* Begin RECORD LIST *

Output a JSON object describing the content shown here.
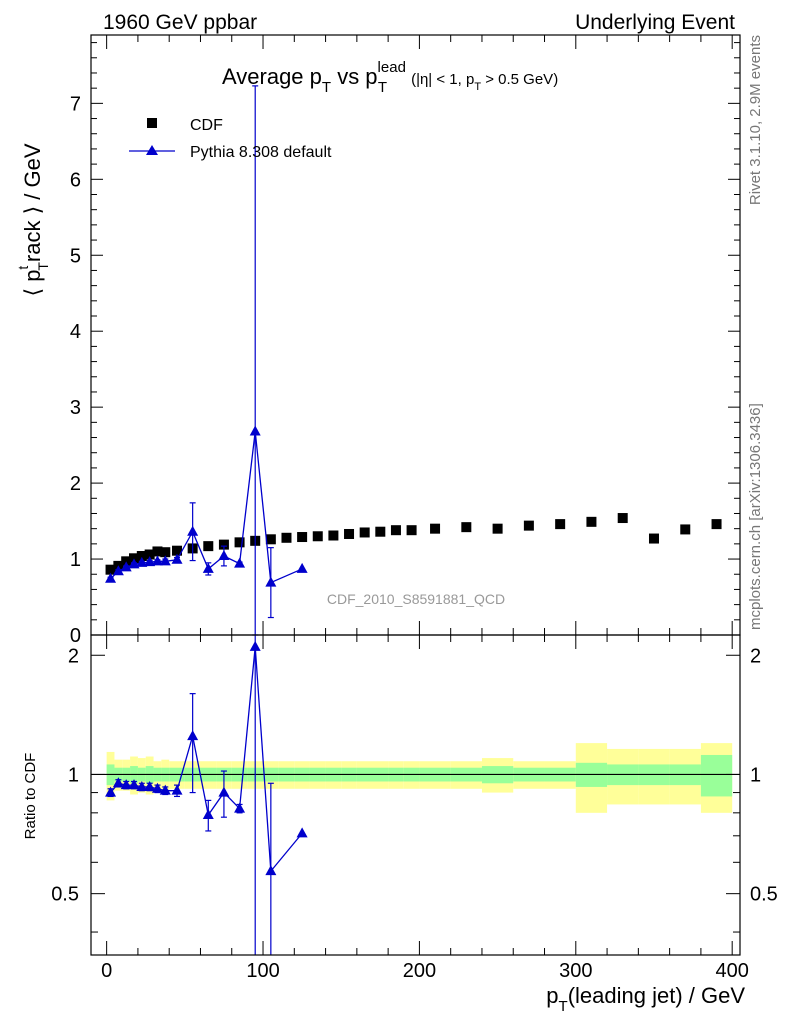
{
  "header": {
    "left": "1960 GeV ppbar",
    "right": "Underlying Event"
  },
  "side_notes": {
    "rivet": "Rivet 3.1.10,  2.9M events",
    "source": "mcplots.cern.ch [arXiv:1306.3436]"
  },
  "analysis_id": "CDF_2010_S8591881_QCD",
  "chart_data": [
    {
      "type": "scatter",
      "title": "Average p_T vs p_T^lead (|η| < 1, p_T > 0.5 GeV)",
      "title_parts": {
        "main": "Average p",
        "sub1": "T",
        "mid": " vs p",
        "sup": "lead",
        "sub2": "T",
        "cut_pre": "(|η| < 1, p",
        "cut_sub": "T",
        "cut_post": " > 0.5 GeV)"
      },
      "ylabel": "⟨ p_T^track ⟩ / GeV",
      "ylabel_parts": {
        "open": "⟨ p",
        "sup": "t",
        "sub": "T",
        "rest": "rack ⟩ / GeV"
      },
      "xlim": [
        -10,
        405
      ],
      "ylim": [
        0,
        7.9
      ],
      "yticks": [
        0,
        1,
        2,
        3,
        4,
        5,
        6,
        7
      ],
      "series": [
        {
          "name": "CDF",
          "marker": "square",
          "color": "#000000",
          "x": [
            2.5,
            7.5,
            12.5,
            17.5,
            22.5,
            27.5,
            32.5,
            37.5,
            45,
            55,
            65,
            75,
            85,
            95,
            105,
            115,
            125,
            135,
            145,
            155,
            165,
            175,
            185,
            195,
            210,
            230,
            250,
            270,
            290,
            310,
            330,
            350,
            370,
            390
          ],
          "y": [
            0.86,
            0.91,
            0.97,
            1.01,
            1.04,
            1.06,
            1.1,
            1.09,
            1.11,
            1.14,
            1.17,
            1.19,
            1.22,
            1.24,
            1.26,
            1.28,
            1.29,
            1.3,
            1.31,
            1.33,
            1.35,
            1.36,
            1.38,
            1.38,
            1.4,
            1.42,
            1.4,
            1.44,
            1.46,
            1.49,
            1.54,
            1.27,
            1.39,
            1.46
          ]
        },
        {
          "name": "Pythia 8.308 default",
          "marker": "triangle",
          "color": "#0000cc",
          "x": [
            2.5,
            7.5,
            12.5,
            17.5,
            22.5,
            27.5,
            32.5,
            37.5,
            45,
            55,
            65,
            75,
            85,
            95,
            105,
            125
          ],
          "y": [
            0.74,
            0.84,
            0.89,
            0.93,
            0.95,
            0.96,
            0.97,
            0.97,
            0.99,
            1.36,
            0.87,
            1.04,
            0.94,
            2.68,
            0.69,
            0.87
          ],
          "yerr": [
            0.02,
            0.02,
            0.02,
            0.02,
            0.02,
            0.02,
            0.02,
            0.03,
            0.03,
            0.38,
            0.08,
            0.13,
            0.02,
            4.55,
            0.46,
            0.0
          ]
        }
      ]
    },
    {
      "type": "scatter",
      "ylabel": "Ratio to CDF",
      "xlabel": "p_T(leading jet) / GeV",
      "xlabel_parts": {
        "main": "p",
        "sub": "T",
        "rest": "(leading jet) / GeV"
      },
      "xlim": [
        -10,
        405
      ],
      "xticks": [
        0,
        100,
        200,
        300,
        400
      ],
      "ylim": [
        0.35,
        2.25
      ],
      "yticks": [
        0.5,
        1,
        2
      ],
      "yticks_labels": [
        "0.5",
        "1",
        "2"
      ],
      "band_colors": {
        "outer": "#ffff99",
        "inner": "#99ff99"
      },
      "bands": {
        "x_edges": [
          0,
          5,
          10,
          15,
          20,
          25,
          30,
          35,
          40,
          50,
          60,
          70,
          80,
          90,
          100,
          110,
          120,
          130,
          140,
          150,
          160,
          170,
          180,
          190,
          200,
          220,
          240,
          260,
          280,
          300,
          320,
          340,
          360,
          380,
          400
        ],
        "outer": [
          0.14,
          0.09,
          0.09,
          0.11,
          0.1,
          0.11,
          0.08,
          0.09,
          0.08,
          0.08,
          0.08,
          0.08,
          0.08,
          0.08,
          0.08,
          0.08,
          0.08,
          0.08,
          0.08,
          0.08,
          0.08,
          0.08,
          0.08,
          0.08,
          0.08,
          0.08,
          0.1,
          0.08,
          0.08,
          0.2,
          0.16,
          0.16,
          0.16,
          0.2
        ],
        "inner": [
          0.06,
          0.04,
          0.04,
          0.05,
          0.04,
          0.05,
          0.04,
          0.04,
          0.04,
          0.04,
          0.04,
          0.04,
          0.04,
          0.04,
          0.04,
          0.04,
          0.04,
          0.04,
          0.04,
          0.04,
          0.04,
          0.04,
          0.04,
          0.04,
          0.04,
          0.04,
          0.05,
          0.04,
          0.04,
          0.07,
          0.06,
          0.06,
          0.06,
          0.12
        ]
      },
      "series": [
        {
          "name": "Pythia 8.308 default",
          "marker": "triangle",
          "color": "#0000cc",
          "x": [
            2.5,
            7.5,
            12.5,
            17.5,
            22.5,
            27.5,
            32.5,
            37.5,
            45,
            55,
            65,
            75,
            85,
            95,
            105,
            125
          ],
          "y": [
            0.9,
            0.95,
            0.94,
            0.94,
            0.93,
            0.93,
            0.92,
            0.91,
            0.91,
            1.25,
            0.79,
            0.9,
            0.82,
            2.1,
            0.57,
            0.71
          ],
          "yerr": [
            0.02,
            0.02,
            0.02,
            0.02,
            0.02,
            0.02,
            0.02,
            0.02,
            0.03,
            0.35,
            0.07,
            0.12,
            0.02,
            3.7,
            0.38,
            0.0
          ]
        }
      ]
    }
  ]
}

* End RECORD LIST *

Go through the listing above and write it out again exactly, dropping the pictures.

Output a JSON object describing the content shown here.
{
  "header": {
    "left": "1960 GeV ppbar",
    "right": "Underlying Event"
  },
  "side_notes": {
    "rivet": "Rivet 3.1.10,  2.9M events",
    "source": "mcplots.cern.ch [arXiv:1306.3436]"
  },
  "analysis_id": "CDF_2010_S8591881_QCD",
  "chart_data": [
    {
      "type": "scatter",
      "title": "Average p_T vs p_T^lead (|η| < 1, p_T > 0.5 GeV)",
      "title_parts": {
        "main": "Average p",
        "sub1": "T",
        "mid": " vs p",
        "sup": "lead",
        "sub2": "T",
        "cut_pre": "(|η| < 1, p",
        "cut_sub": "T",
        "cut_post": " > 0.5 GeV)"
      },
      "ylabel": "⟨ p_T^track ⟩ / GeV",
      "ylabel_parts": {
        "open": "⟨ p",
        "sup": "t",
        "sub": "T",
        "rest": "rack ⟩ / GeV"
      },
      "xlim": [
        -10,
        405
      ],
      "ylim": [
        0,
        7.9
      ],
      "yticks": [
        0,
        1,
        2,
        3,
        4,
        5,
        6,
        7
      ],
      "series": [
        {
          "name": "CDF",
          "marker": "square",
          "color": "#000000",
          "x": [
            2.5,
            7.5,
            12.5,
            17.5,
            22.5,
            27.5,
            32.5,
            37.5,
            45,
            55,
            65,
            75,
            85,
            95,
            105,
            115,
            125,
            135,
            145,
            155,
            165,
            175,
            185,
            195,
            210,
            230,
            250,
            270,
            290,
            310,
            330,
            350,
            370,
            390
          ],
          "y": [
            0.86,
            0.91,
            0.97,
            1.01,
            1.04,
            1.06,
            1.1,
            1.09,
            1.11,
            1.14,
            1.17,
            1.19,
            1.22,
            1.24,
            1.26,
            1.28,
            1.29,
            1.3,
            1.31,
            1.33,
            1.35,
            1.36,
            1.38,
            1.38,
            1.4,
            1.42,
            1.4,
            1.44,
            1.46,
            1.49,
            1.54,
            1.27,
            1.39,
            1.46
          ]
        },
        {
          "name": "Pythia 8.308 default",
          "marker": "triangle",
          "color": "#0000cc",
          "x": [
            2.5,
            7.5,
            12.5,
            17.5,
            22.5,
            27.5,
            32.5,
            37.5,
            45,
            55,
            65,
            75,
            85,
            95,
            105,
            125
          ],
          "y": [
            0.74,
            0.84,
            0.89,
            0.93,
            0.95,
            0.96,
            0.97,
            0.97,
            0.99,
            1.36,
            0.87,
            1.04,
            0.94,
            2.68,
            0.69,
            0.87
          ],
          "yerr": [
            0.02,
            0.02,
            0.02,
            0.02,
            0.02,
            0.02,
            0.02,
            0.03,
            0.03,
            0.38,
            0.08,
            0.13,
            0.02,
            4.55,
            0.46,
            0.0
          ]
        }
      ]
    },
    {
      "type": "scatter",
      "ylabel": "Ratio to CDF",
      "xlabel": "p_T(leading jet) / GeV",
      "xlabel_parts": {
        "main": "p",
        "sub": "T",
        "rest": "(leading jet) / GeV"
      },
      "xlim": [
        -10,
        405
      ],
      "xticks": [
        0,
        100,
        200,
        300,
        400
      ],
      "ylim": [
        0.35,
        2.25
      ],
      "yticks": [
        0.5,
        1,
        2
      ],
      "yticks_labels": [
        "0.5",
        "1",
        "2"
      ],
      "band_colors": {
        "outer": "#ffff99",
        "inner": "#99ff99"
      },
      "bands": {
        "x_edges": [
          0,
          5,
          10,
          15,
          20,
          25,
          30,
          35,
          40,
          50,
          60,
          70,
          80,
          90,
          100,
          110,
          120,
          130,
          140,
          150,
          160,
          170,
          180,
          190,
          200,
          220,
          240,
          260,
          280,
          300,
          320,
          340,
          360,
          380,
          400
        ],
        "outer": [
          0.14,
          0.09,
          0.09,
          0.11,
          0.1,
          0.11,
          0.08,
          0.09,
          0.08,
          0.08,
          0.08,
          0.08,
          0.08,
          0.08,
          0.08,
          0.08,
          0.08,
          0.08,
          0.08,
          0.08,
          0.08,
          0.08,
          0.08,
          0.08,
          0.08,
          0.08,
          0.1,
          0.08,
          0.08,
          0.2,
          0.16,
          0.16,
          0.16,
          0.2
        ],
        "inner": [
          0.06,
          0.04,
          0.04,
          0.05,
          0.04,
          0.05,
          0.04,
          0.04,
          0.04,
          0.04,
          0.04,
          0.04,
          0.04,
          0.04,
          0.04,
          0.04,
          0.04,
          0.04,
          0.04,
          0.04,
          0.04,
          0.04,
          0.04,
          0.04,
          0.04,
          0.04,
          0.05,
          0.04,
          0.04,
          0.07,
          0.06,
          0.06,
          0.06,
          0.12
        ]
      },
      "series": [
        {
          "name": "Pythia 8.308 default",
          "marker": "triangle",
          "color": "#0000cc",
          "x": [
            2.5,
            7.5,
            12.5,
            17.5,
            22.5,
            27.5,
            32.5,
            37.5,
            45,
            55,
            65,
            75,
            85,
            95,
            105,
            125
          ],
          "y": [
            0.9,
            0.95,
            0.94,
            0.94,
            0.93,
            0.93,
            0.92,
            0.91,
            0.91,
            1.25,
            0.79,
            0.9,
            0.82,
            2.1,
            0.57,
            0.71
          ],
          "yerr": [
            0.02,
            0.02,
            0.02,
            0.02,
            0.02,
            0.02,
            0.02,
            0.02,
            0.03,
            0.35,
            0.07,
            0.12,
            0.02,
            3.7,
            0.38,
            0.0
          ]
        }
      ]
    }
  ]
}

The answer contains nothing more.